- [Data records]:
------
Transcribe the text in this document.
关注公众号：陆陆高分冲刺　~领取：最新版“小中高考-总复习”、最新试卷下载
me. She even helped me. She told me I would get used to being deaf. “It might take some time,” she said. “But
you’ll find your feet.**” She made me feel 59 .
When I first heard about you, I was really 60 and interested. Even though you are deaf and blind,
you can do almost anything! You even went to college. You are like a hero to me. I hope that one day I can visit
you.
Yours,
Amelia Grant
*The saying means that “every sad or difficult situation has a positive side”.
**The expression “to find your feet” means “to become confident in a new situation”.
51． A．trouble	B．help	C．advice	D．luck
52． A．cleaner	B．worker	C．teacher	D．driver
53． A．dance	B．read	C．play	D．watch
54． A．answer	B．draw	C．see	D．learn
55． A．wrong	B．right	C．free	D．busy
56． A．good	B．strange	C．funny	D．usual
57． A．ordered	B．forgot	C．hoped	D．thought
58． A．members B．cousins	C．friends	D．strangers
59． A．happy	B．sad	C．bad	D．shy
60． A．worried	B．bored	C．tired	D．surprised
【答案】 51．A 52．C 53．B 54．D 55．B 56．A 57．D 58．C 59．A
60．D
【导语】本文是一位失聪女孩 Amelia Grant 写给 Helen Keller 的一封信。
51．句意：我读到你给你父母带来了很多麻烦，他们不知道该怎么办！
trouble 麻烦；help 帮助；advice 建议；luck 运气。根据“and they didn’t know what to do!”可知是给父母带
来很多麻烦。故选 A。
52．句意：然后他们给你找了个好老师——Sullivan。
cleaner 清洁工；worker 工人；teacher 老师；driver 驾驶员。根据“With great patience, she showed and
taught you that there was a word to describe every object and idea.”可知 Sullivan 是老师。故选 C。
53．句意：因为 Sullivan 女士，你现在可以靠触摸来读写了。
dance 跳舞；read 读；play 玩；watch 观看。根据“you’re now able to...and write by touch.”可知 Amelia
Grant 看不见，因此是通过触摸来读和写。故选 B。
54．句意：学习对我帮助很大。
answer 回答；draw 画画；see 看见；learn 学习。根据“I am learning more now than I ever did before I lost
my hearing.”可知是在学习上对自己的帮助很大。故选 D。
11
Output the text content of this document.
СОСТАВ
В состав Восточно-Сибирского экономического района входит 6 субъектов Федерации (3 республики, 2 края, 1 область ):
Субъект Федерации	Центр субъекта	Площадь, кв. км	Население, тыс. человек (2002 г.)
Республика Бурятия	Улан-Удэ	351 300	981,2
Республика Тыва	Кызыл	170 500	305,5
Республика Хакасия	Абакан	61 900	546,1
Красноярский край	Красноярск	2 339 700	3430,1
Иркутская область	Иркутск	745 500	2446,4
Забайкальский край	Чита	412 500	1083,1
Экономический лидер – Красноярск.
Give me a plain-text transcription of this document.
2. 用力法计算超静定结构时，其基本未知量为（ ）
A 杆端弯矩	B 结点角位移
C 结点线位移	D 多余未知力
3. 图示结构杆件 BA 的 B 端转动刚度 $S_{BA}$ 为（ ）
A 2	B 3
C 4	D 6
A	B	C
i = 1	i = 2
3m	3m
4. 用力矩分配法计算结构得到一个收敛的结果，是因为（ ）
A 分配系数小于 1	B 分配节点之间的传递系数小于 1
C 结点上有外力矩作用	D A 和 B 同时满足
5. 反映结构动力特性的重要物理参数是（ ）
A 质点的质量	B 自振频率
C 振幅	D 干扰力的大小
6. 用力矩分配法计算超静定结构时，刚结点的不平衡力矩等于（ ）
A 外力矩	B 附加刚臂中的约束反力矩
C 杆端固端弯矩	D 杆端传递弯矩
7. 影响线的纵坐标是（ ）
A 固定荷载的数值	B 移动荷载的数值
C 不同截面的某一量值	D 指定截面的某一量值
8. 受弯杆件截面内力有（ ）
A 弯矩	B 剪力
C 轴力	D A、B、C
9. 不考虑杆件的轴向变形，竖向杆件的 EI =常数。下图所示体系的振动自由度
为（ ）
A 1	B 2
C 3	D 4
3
------
- [EXERCISE AIM]:
Of the lines in this listing, how many contain "deaf"? Reply with the number and nothing more.

- [FINISHED EXERCISE]:
2